Make an exact copy of the lines below.

-- begin --

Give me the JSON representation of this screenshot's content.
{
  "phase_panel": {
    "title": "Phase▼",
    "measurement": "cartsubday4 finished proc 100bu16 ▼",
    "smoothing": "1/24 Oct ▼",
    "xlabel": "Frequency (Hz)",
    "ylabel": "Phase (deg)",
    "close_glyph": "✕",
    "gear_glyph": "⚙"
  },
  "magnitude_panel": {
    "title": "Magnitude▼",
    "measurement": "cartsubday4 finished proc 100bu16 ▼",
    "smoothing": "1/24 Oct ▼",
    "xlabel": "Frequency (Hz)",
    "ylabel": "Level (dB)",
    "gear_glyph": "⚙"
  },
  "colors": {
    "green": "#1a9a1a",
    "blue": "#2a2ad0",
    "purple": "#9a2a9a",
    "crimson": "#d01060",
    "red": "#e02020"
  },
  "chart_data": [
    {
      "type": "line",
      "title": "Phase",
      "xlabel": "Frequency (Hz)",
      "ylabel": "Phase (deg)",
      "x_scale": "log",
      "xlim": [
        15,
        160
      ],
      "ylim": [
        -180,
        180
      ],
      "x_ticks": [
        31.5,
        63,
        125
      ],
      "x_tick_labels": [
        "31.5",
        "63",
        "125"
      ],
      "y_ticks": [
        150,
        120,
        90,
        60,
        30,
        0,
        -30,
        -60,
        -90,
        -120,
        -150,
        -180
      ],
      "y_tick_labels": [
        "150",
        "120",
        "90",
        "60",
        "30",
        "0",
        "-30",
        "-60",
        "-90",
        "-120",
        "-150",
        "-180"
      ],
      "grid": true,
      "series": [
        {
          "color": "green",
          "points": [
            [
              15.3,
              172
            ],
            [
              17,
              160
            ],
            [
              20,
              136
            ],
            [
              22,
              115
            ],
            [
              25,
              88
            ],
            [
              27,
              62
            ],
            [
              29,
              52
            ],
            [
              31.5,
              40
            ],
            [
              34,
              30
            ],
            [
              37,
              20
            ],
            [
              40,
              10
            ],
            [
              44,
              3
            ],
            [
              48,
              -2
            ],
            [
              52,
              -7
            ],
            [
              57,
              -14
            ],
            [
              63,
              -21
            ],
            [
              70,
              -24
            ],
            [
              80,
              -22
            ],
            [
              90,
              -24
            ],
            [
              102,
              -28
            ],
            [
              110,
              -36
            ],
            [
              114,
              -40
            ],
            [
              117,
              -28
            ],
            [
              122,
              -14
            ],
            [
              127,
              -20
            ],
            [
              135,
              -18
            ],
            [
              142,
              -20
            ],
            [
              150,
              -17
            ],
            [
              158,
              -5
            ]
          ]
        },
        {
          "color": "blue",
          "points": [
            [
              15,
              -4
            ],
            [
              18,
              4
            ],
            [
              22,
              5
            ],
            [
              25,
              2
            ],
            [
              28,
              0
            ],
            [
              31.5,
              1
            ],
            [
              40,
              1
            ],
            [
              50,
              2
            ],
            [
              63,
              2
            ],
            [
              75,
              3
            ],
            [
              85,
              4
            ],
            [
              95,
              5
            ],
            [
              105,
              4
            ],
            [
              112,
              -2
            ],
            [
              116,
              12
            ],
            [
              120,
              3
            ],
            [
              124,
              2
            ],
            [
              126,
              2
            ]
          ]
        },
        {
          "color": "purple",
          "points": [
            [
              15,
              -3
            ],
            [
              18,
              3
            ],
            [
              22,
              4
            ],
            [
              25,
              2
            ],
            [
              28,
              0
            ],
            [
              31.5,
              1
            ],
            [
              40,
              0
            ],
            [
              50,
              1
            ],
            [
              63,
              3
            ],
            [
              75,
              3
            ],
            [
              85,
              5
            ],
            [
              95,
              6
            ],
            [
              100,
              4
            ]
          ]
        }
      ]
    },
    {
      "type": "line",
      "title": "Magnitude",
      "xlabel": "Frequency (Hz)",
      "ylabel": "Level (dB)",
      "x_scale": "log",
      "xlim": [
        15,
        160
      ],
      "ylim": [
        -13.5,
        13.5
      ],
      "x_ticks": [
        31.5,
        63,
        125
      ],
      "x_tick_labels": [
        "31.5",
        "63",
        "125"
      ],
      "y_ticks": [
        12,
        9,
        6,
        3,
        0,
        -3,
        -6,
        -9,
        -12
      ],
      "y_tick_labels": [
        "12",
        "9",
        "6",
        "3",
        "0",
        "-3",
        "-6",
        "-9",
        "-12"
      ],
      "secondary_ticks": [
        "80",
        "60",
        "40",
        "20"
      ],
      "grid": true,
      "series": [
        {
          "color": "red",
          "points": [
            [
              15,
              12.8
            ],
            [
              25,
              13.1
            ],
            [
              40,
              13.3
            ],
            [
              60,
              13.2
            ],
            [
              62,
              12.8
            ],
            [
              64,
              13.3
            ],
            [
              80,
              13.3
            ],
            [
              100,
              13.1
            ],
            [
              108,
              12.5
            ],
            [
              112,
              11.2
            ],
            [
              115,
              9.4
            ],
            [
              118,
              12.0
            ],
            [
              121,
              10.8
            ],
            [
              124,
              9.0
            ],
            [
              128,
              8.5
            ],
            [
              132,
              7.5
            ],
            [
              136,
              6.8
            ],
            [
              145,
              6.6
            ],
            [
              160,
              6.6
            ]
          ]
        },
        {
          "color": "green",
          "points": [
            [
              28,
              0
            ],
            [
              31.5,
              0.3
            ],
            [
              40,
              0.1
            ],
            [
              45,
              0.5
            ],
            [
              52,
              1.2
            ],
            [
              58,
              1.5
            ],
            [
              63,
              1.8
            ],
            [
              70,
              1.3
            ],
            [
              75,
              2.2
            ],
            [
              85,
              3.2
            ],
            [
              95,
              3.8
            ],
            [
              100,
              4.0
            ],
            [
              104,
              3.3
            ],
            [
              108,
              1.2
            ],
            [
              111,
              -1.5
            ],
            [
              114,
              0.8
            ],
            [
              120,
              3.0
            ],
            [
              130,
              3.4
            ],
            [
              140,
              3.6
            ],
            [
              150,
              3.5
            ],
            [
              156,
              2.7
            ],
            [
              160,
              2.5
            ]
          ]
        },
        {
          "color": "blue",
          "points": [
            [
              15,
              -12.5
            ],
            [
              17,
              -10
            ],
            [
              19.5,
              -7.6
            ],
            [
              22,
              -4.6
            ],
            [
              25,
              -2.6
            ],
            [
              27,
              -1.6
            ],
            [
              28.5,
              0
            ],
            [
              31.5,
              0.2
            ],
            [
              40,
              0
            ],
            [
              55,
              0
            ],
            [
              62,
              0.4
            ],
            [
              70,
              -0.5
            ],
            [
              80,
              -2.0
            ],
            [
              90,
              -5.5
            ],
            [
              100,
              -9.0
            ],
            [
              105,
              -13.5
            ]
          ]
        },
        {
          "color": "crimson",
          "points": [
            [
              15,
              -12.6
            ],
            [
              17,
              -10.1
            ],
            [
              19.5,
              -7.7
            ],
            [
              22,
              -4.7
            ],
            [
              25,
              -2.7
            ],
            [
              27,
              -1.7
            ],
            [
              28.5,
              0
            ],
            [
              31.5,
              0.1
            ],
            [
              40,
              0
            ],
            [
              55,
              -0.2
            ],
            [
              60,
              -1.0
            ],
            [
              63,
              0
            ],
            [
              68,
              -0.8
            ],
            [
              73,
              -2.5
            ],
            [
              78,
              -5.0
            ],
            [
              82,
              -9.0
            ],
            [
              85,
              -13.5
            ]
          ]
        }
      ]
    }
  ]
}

-- end --

§ **Output**:
Give me the JSON representation of this screenshot's content.
{
  "phase_panel": {
    "title": "Phase▼",
    "measurement": "cartsubday4 finished proc 100bu16 ▼",
    "smoothing": "1/24 Oct ▼",
    "xlabel": "Frequency (Hz)",
    "ylabel": "Phase (deg)",
    "close_glyph": "✕",
    "gear_glyph": "⚙"
  },
  "magnitude_panel": {
    "title": "Magnitude▼",
    "measurement": "cartsubday4 finished proc 100bu16 ▼",
    "smoothing": "1/24 Oct ▼",
    "xlabel": "Frequency (Hz)",
    "ylabel": "Level (dB)",
    "gear_glyph": "⚙"
  },
  "colors": {
    "green": "#1a9a1a",
    "blue": "#2a2ad0",
    "purple": "#9a2a9a",
    "crimson": "#d01060",
    "red": "#e02020"
  },
  "chart_data": [
    {
      "type": "line",
      "title": "Phase",
      "xlabel": "Frequency (Hz)",
      "ylabel": "Phase (deg)",
      "x_scale": "log",
      "xlim": [
        15,
        160
      ],
      "ylim": [
        -180,
        180
      ],
      "x_ticks": [
        31.5,
        63,
        125
      ],
      "x_tick_labels": [
        "31.5",
        "63",
        "125"
      ],
      "y_ticks": [
        150,
        120,
        90,
        60,
        30,
        0,
        -30,
        -60,
        -90,
        -120,
        -150,
        -180
      ],
      "y_tick_labels": [
        "150",
        "120",
        "90",
        "60",
        "30",
        "0",
        "-30",
        "-60",
        "-90",
        "-120",
        "-150",
        "-180"
      ],
      "grid": true,
      "series": [
        {
          "color": "green",
          "points": [
            [
              15.3,
              172
            ],
            [
              17,
              160
            ],
            [
              20,
              136
            ],
            [
              22,
              115
            ],
            [
              25,
              88
            ],
            [
              27,
              62
            ],
            [
              29,
              52
            ],
            [
              31.5,
              40
            ],
            [
              34,
              30
            ],
            [
              37,
              20
            ],
            [
              40,
              10
            ],
            [
              44,
              3
            ],
            [
              48,
              -2
            ],
            [
              52,
              -7
            ],
            [
              57,
              -14
            ],
            [
              63,
              -21
            ],
            [
              70,
              -24
            ],
            [
              80,
              -22
            ],
            [
              90,
              -24
            ],
            [
              102,
              -28
            ],
            [
              110,
              -36
            ],
            [
              114,
              -40
            ],
            [
              117,
              -28
            ],
            [
              122,
              -14
            ],
            [
              127,
              -20
            ],
            [
              135,
              -18
            ],
            [
              142,
              -20
            ],
            [
              150,
              -17
            ],
            [
              158,
              -5
            ]
          ]
        },
        {
          "color": "blue",
          "points": [
            [
              15,
              -4
            ],
            [
              18,
              4
            ],
            [
              22,
              5
            ],
            [
              25,
              2
            ],
            [
              28,
              0
            ],
            [
              31.5,
              1
            ],
            [
              40,
              1
            ],
            [
              50,
              2
            ],
            [
              63,
              2
            ],
            [
              75,
              3
            ],
            [
              85,
              4
            ],
            [
              95,
              5
            ],
            [
              105,
              4
            ],
            [
              112,
              -2
            ],
            [
              116,
              12
            ],
            [
              120,
              3
            ],
            [
              124,
              2
            ],
            [
              126,
              2
            ]
          ]
        },
        {
          "color": "purple",
          "points": [
            [
              15,
              -3
            ],
            [
              18,
              3
            ],
            [
              22,
              4
            ],
            [
              25,
              2
            ],
            [
              28,
              0
            ],
            [
              31.5,
              1
            ],
            [
              40,
              0
            ],
            [
              50,
              1
            ],
            [
              63,
              3
            ],
            [
              75,
              3
            ],
            [
              85,
              5
            ],
            [
              95,
              6
            ],
            [
              100,
              4
            ]
          ]
        }
      ]
    },
    {
      "type": "line",
      "title": "Magnitude",
      "xlabel": "Frequency (Hz)",
      "ylabel": "Level (dB)",
      "x_scale": "log",
      "xlim": [
        15,
        160
      ],
      "ylim": [
        -13.5,
        13.5
      ],
      "x_ticks": [
        31.5,
        63,
        125
      ],
      "x_tick_labels": [
        "31.5",
        "63",
        "125"
      ],
      "y_ticks": [
        12,
        9,
        6,
        3,
        0,
        -3,
        -6,
        -9,
        -12
      ],
      "y_tick_labels": [
        "12",
        "9",
        "6",
        "3",
        "0",
        "-3",
        "-6",
        "-9",
        "-12"
      ],
      "secondary_ticks": [
        "80",
        "60",
        "40",
        "20"
      ],
      "grid": true,
      "series": [
        {
          "color": "red",
          "points": [
            [
              15,
              12.8
            ],
            [
              25,
              13.1
            ],
            [
              40,
              13.3
            ],
            [
              60,
              13.2
            ],
            [
              62,
              12.8
            ],
            [
              64,
              13.3
            ],
            [
              80,
              13.3
            ],
            [
              100,
              13.1
            ],
            [
              108,
              12.5
            ],
            [
              112,
              11.2
            ],
            [
              115,
              9.4
            ],
            [
              118,
              12.0
            ],
            [
              121,
              10.8
            ],
            [
              124,
              9.0
            ],
            [
              128,
              8.5
            ],
            [
              132,
              7.5
            ],
            [
              136,
              6.8
            ],
            [
              145,
              6.6
            ],
            [
              160,
              6.6
            ]
          ]
        },
        {
          "color": "green",
          "points": [
            [
              28,
              0
            ],
            [
              31.5,
              0.3
            ],
            [
              40,
              0.1
            ],
            [
              45,
              0.5
            ],
            [
              52,
              1.2
            ],
            [
              58,
              1.5
            ],
            [
              63,
              1.8
            ],
            [
              70,
              1.3
            ],
            [
              75,
              2.2
            ],
            [
              85,
              3.2
            ],
            [
              95,
              3.8
            ],
            [
              100,
              4.0
            ],
            [
              104,
              3.3
            ],
            [
              108,
              1.2
            ],
            [
              111,
              -1.5
            ],
            [
              114,
              0.8
            ],
            [
              120,
              3.0
            ],
            [
              130,
              3.4
            ],
            [
              140,
              3.6
            ],
            [
              150,
              3.5
            ],
            [
              156,
              2.7
            ],
            [
              160,
              2.5
            ]
          ]
        },
        {
          "color": "blue",
          "points": [
            [
              15,
              -12.5
            ],
            [
              17,
              -10
            ],
            [
              19.5,
              -7.6
            ],
            [
              22,
              -4.6
            ],
            [
              25,
              -2.6
            ],
            [
              27,
              -1.6
            ],
            [
              28.5,
              0
            ],
            [
              31.5,
              0.2
            ],
            [
              40,
              0
            ],
            [
              55,
              0
            ],
            [
              62,
              0.4
            ],
            [
              70,
              -0.5
            ],
            [
              80,
              -2.0
            ],
            [
              90,
              -5.5
            ],
            [
              100,
              -9.0
            ],
            [
              105,
              -13.5
            ]
          ]
        },
        {
          "color": "crimson",
          "points": [
            [
              15,
              -12.6
            ],
            [
              17,
              -10.1
            ],
            [
              19.5,
              -7.7
            ],
            [
              22,
              -4.7
            ],
            [
              25,
              -2.7
            ],
            [
              27,
              -1.7
            ],
            [
              28.5,
              0
            ],
            [
              31.5,
              0.1
            ],
            [
              40,
              0
            ],
            [
              55,
              -0.2
            ],
            [
              60,
              -1.0
            ],
            [
              63,
              0
            ],
            [
              68,
              -0.8
            ],
            [
              73,
              -2.5
            ],
            [
              78,
              -5.0
            ],
            [
              82,
              -9.0
            ],
            [
              85,
              -13.5
            ]
          ]
        }
      ]
    }
  ]
}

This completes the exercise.